Write the records out again exactly, leaving no images in.
start
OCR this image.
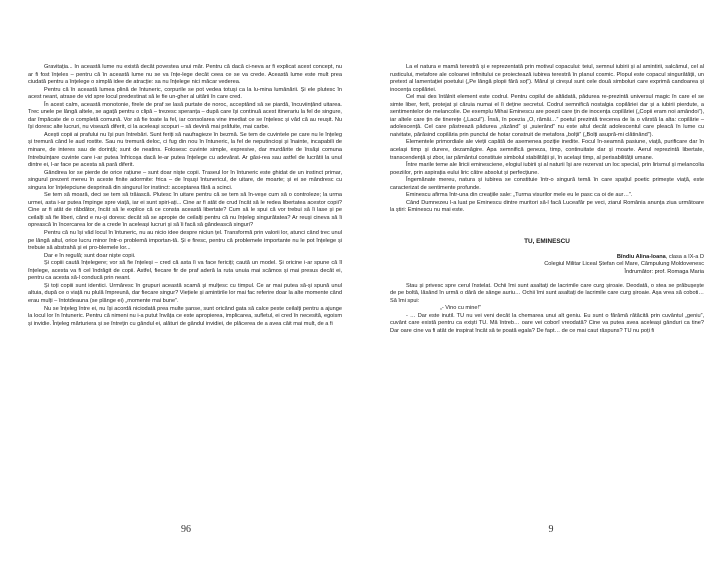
Gravitația... În această lume nu există decât povestea unui măr. Pentru că dacă ci-neva ar fi explicat acest concept, nu ar fi fost înțeles – pentru că în această lume nu se va înțe-lege decât ceea ce se va crede. Această lume este mult prea ciudată pentru a înțelege o simplă idee de atracție: sa nu înțelege nici măcar vederea.

Pentru că în această lumea plină de întuneric, corpurile se pot vedea totuși ca la lu-mina lumânării. Și ele plutesc în acest neant, atrase de vid spre locul predestinat să le fie un-gher al uitării în care cred.

În acest calm, această monotonie, firele de praf se lasă purtate de noroc, acceptând să se piardă, încuviințând uitarea. Trec unele pe lângă altele, se agață pentru o clipă – trezesc speranța – după care își continuă acest itinerariu la fel de singure, dar împăcate de o completă comună. Vor să fie toate la fel, iar consolarea vine imediat ce se înțelesc și văd că au reușit. Nu își doresc alte lucruri, nu visează diferit, ci la aceleași scopuri – să devină mai prăfuite, mai carbe.

Acești copii ai prafului nu își pun întrebări. Sunt feriți să naufragieze în bezmă. Se tem de cuvintele pe care nu le înțeleg și tremură când le aud rostite. Sau nu tremură deloc, ci fug din nou în întuneric, la fel de neputincioși și înainte, incapabili de minare, de interes sau de dorință; sunt de neatins. Folosesc cuvinte simple, expresive, dar murdărite de însăși comuna întrebuințare cuvinte care i-ar putea înfricoșa dacă le-ar putea înțelege cu adevărat. Ar găsi-rea sau astfel de lucrătii la unul dintre ei, l-ar face pe acesta să pară diferit.

Gândirea lor se pierde de orice rațiune – sunt doar niște copii. Traseul lor în întuneric este ghidat de un instinct primar, singurul prezent mereu în aceste finite adormite: frica – de înșuși întunericul, de uitare, de moarte; și ei se mândresc cu singura lor înțelepciune desprinsă din singurul lor instinct: acceptarea fără a scinci.

Se tem să moară, deci se tem să trăiască. Plutesc în uitare pentru că se tem să în-veșe cum să o controleze; la urma urmei, asta i-ar putea împinge spre viață, iar ei sunt spiri-ați... Cine ar fi atât de crud încât să le redea libertatea acestor copii? Cine ar fi atât de răbdător, încât să le explice că ce consta această libertate? Cum să le spui că vor trebui să îi lase și pe ceilalți să fie liberi, când e nu-și doresc decât să se apropie de ceilalți pentru că nu înțeleg singurătatea? Ar reuși cineva să îi oprească în încercarea lor de a crede în aceleași lucruri și să îi facă să gândească singuri?

Pentru că nu își văd locul în întuneric, nu au nicio idee despre niciun țel. Transformă prin valorii lor, atunci când trec unul pe lângă altul, orice lucru minor într-o problemă importan-tă. Și e firesc, pentru că problemele importante nu le pot înțelege și trebuie să abstrahă și ei pro-blemele lor...

Dar e în regulă; sunt doar niște copii.

Și copiii caută înțelegere; vor să fie înțeleși – cred că asta îi va face fericiți; caută un model. Și oricine i-ar spune că îl înțelege, acesta va fi cel îndrăgit de copii. Astfel, fiecare fir de praf aderă la ruta unuia mai scămos și mai presus decât ei, pentru ca acesta să-l conducă prin neant.

Și toți copiii sunt identici. Urmăresc în grupuri această scamă și mulțesc cu timpul. Ce ar mai putea să-și spună unul altuia, după ce o viață nu plulă împreună, dar fiecare singur? Viețiele și amintirile lor mai fac referire doar la alte momente când erau mulți – întotdeauna (se plânge ei) „momente mai bune”.

Nu se înțeleg între ei, nu își acordă niciodată prea multe șanse, sunt oricând gata să calce peste ceilalți pentru a ajunge la locul lor în întuneric. Pentru că nimeni nu i-a putut învăța ce este apropierea, implicarea, sufletul, ei cred în necesită, egoism și invidie. Înțeleg mărturiera și se întrețin cu gândul ei, alături de gândul invidiei, de plăcerea de a avea câit mai mult, de a fi

96

La el natura e mamă terestră și e reprezentată prin motivul copacului: teiul, semnul iubirii și al amintirii, salcâmul, cel al rusticului, metafore ale coloanei infinitului ce proiectează iubirea terestră în planul cosmic. Plopul este copacul singurătății, un pretext al lamentației poetului („Pe lângă plopii fără soț”). Mărul și cireșul sunt cele două simboluri care exprimă candoarea și inocența copilăriei.

Cel mai des întâlnit element este codrul. Pentru copilul de altădată, pădurea re-prezintă universul magic în care el se simte liber, ferit, protejat și căruia numai el îi deține secretul. Codrul semnifică nostalgia copilăriei dar și a iubirii pierdute, a sentimentelor de melancolie. De exemplu Mihai Eminescu are poezii care țin de inocența copilăriei („Copii eram noi amândoi”), iar altele care țin de tinerețe („Lacul”). Însă, în poezia „O, rămâi…” poetul prezintă trecerea de la o vârstă la alta: copilărie – adolescență. Cel care păstrează pădurea „râzând” și „suierând” nu este altul decât adolescentul care pleacă în lume cu naivitate, părăsind copilăria prin punctul de hotar construit de metafora „bolții” („Bolți asupră-mi clătinând”).

Elementele primordiale ale vieții capătă de asemenea poziție inedite. Focul în-seamnă pasiune, viață, purificare dar în același timp și durere, dezamăgire. Apa semnifică geneza, timp, continuitate dar și moarte. Aerul reprezintă libertate, transcendență și zbor, iar pământul constituie simbolul stabilității și, în același timp, al perisabilității umane.

Între marile teme ale liricii eminesciene, elogiul iubirii și al naturii își are rezervat un loc special, prin lirismul și melancolia poeziilor, prin aspirația eului liric către absolut și perfecțiune.

Îngemănate mereu, natura și iubirea se constituie într-o singură temă în care spațiul poetic primește viață, este caracterizat de sentimente profunde.

Eminescu afirma într-una din creațiile sale: „Turma visurilor mele eu le pasc ca oi de aur…”.

Când Dumnezeu l-a luat pe Eminescu dintre muritori să-l facă Luceafăr pe veci, ziarul România anunța ziua următoare la știri: Eminescu nu mai este.

TU, EMINESCU
Bîndiu Alina-Ioana, clasa a IX-a D
Colegiul Militar Liceal Ștefan cel Mare, Câmpulung Moldovenesc
Îndrumător: prof. Romaga Maria

Stau și privesc spre cerul înstelat. Ochii îmi sunt asaltați de lacrimile care curg șiroaie. Deodată, o stea se prăbușește de pe boltă, lăsând în urmă o dâră de sânge auriu… Ochii îmi sunt asaltați de lacrimile care curg șiroaie. Așa vrea să coboti… Să îmi spui:

„- Vino cu mine!”

- … Dar este inutil. TU nu vei veni decât la chemarea unui alt geniu. Eu sunt o fărâmă rătăcită prin cuvântul „geniu”, cuvânt care există pentru ca exiști TU. Mă întreb… oare vei coborî vreodată? Cine va putea avea aceleași gânduri ca tine? Dar oare cine va fi atât de inspirat încât să te poată egala? De fapt… de ce mai caut răspuns? TU nu poți fi

9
end
Task result:
OCR this image.
Gravitația... În această lume nu există decât povestea unui măr. Pentru că dacă ci-neva ar fi explicat acest concept, nu ar fi fost înțeles – pentru că în această lume nu se va înțe-lege decât ceea ce se va crede. Această lume este mult prea ciudată pentru a înțelege o simplă idee de atracție: sa nu înțelege nici măcar vederea.

Pentru că în această lumea plină de întuneric, corpurile se pot vedea totuși ca la lu-mina lumânării. Și ele plutesc în acest neant, atrase de vid spre locul predestinat să le fie un-gher al uitării în care cred.

În acest calm, această monotonie, firele de praf se lasă purtate de noroc, acceptând să se piardă, încuviințând uitarea. Trec unele pe lângă altele, se agață pentru o clipă – trezesc speranța – după care își continuă acest itinerariu la fel de singure, dar împăcate de o completă comună. Vor să fie toate la fel, iar consolarea vine imediat ce se înțelesc și văd că au reușit. Nu își doresc alte lucruri, nu visează diferit, ci la aceleași scopuri – să devină mai prăfuite, mai carbe.

Acești copii ai prafului nu își pun întrebări. Sunt feriți să naufragieze în bezmă. Se tem de cuvintele pe care nu le înțeleg și tremură când le aud rostite. Sau nu tremură deloc, ci fug din nou în întuneric, la fel de neputincioși și înainte, incapabili de minare, de interes sau de dorință; sunt de neatins. Folosesc cuvinte simple, expresive, dar murdărite de însăși comuna întrebuințare cuvinte care i-ar putea înfricoșa dacă le-ar putea înțelege cu adevărat. Ar găsi-rea sau astfel de lucrătii la unul dintre ei, l-ar face pe acesta să pară diferit.

Gândirea lor se pierde de orice rațiune – sunt doar niște copii. Traseul lor în întuneric este ghidat de un instinct primar, singurul prezent mereu în aceste finite adormite: frica – de înșuși întunericul, de uitare, de moarte; și ei se mândresc cu singura lor înțelepciune desprinsă din singurul lor instinct: acceptarea fără a scinci.

Se tem să moară, deci se tem să trăiască. Plutesc în uitare pentru că se tem să în-veșe cum să o controleze; la urma urmei, asta i-ar putea împinge spre viață, iar ei sunt spiri-ați... Cine ar fi atât de crud încât să le redea libertatea acestor copii? Cine ar fi atât de răbdător, încât să le explice că ce consta această libertate? Cum să le spui că vor trebui să îi lase și pe ceilalți să fie liberi, când e nu-și doresc decât să se apropie de ceilalți pentru că nu înțeleg singurătatea? Ar reuși cineva să îi oprească în încercarea lor de a crede în aceleași lucruri și să îi facă să gândească singuri?

Pentru că nu își văd locul în întuneric, nu au nicio idee despre niciun țel. Transformă prin valorii lor, atunci când trec unul pe lângă altul, orice lucru minor într-o problemă importan-tă. Și e firesc, pentru că problemele importante nu le pot înțelege și trebuie să abstrahă și ei pro-blemele lor...

Dar e în regulă; sunt doar niște copii.

Și copiii caută înțelegere; vor să fie înțeleși – cred că asta îi va face fericiți; caută un model. Și oricine i-ar spune că îl înțelege, acesta va fi cel îndrăgit de copii. Astfel, fiecare fir de praf aderă la ruta unuia mai scămos și mai presus decât ei, pentru ca acesta să-l conducă prin neant.

Și toți copiii sunt identici. Urmăresc în grupuri această scamă și mulțesc cu timpul. Ce ar mai putea să-și spună unul altuia, după ce o viață nu plulă împreună, dar fiecare singur? Viețiele și amintirile lor mai fac referire doar la alte momente când erau mulți – întotdeauna (se plânge ei) „momente mai bune”.

Nu se înțeleg între ei, nu își acordă niciodată prea multe șanse, sunt oricând gata să calce peste ceilalți pentru a ajunge la locul lor în întuneric. Pentru că nimeni nu i-a putut învăța ce este apropierea, implicarea, sufletul, ei cred în necesită, egoism și invidie. Înțeleg mărturiera și se întrețin cu gândul ei, alături de gândul invidiei, de plăcerea de a avea câit mai mult, de a fi

96

La el natura e mamă terestră și e reprezentată prin motivul copacului: teiul, semnul iubirii și al amintirii, salcâmul, cel al rusticului, metafore ale coloanei infinitului ce proiectează iubirea terestră în planul cosmic. Plopul este copacul singurătății, un pretext al lamentației poetului („Pe lângă plopii fără soț”). Mărul și cireșul sunt cele două simboluri care exprimă candoarea și inocența copilăriei.

Cel mai des întâlnit element este codrul. Pentru copilul de altădată, pădurea re-prezintă universul magic în care el se simte liber, ferit, protejat și căruia numai el îi deține secretul. Codrul semnifică nostalgia copilăriei dar și a iubirii pierdute, a sentimentelor de melancolie. De exemplu Mihai Eminescu are poezii care țin de inocența copilăriei („Copii eram noi amândoi”), iar altele care țin de tinerețe („Lacul”). Însă, în poezia „O, rămâi…” poetul prezintă trecerea de la o vârstă la alta: copilărie – adolescență. Cel care păstrează pădurea „râzând” și „suierând” nu este altul decât adolescentul care pleacă în lume cu naivitate, părăsind copilăria prin punctul de hotar construit de metafora „bolții” („Bolți asupră-mi clătinând”).

Elementele primordiale ale vieții capătă de asemenea poziție inedite. Focul în-seamnă pasiune, viață, purificare dar în același timp și durere, dezamăgire. Apa semnifică geneza, timp, continuitate dar și moarte. Aerul reprezintă libertate, transcendență și zbor, iar pământul constituie simbolul stabilității și, în același timp, al perisabilității umane.

Între marile teme ale liricii eminesciene, elogiul iubirii și al naturii își are rezervat un loc special, prin lirismul și melancolia poeziilor, prin aspirația eului liric către absolut și perfecțiune.

Îngemănate mereu, natura și iubirea se constituie într-o singură temă în care spațiul poetic primește viață, este caracterizat de sentimente profunde.

Eminescu afirma într-una din creațiile sale: „Turma visurilor mele eu le pasc ca oi de aur…”.

Când Dumnezeu l-a luat pe Eminescu dintre muritori să-l facă Luceafăr pe veci, ziarul România anunța ziua următoare la știri: Eminescu nu mai este.

TU, EMINESCU
Bîndiu Alina-Ioana, clasa a IX-a D
Colegiul Militar Liceal Ștefan cel Mare, Câmpulung Moldovenesc
Îndrumător: prof. Romaga Maria

Stau și privesc spre cerul înstelat. Ochii îmi sunt asaltați de lacrimile care curg șiroaie. Deodată, o stea se prăbușește de pe boltă, lăsând în urmă o dâră de sânge auriu… Ochii îmi sunt asaltați de lacrimile care curg șiroaie. Așa vrea să coboti… Să îmi spui:

„- Vino cu mine!”

- … Dar este inutil. TU nu vei veni decât la chemarea unui alt geniu. Eu sunt o fărâmă rătăcită prin cuvântul „geniu”, cuvânt care există pentru ca exiști TU. Mă întreb… oare vei coborî vreodată? Cine va putea avea aceleași gânduri ca tine? Dar oare cine va fi atât de inspirat încât să te poată egala? De fapt… de ce mai caut răspuns? TU nu poți fi

9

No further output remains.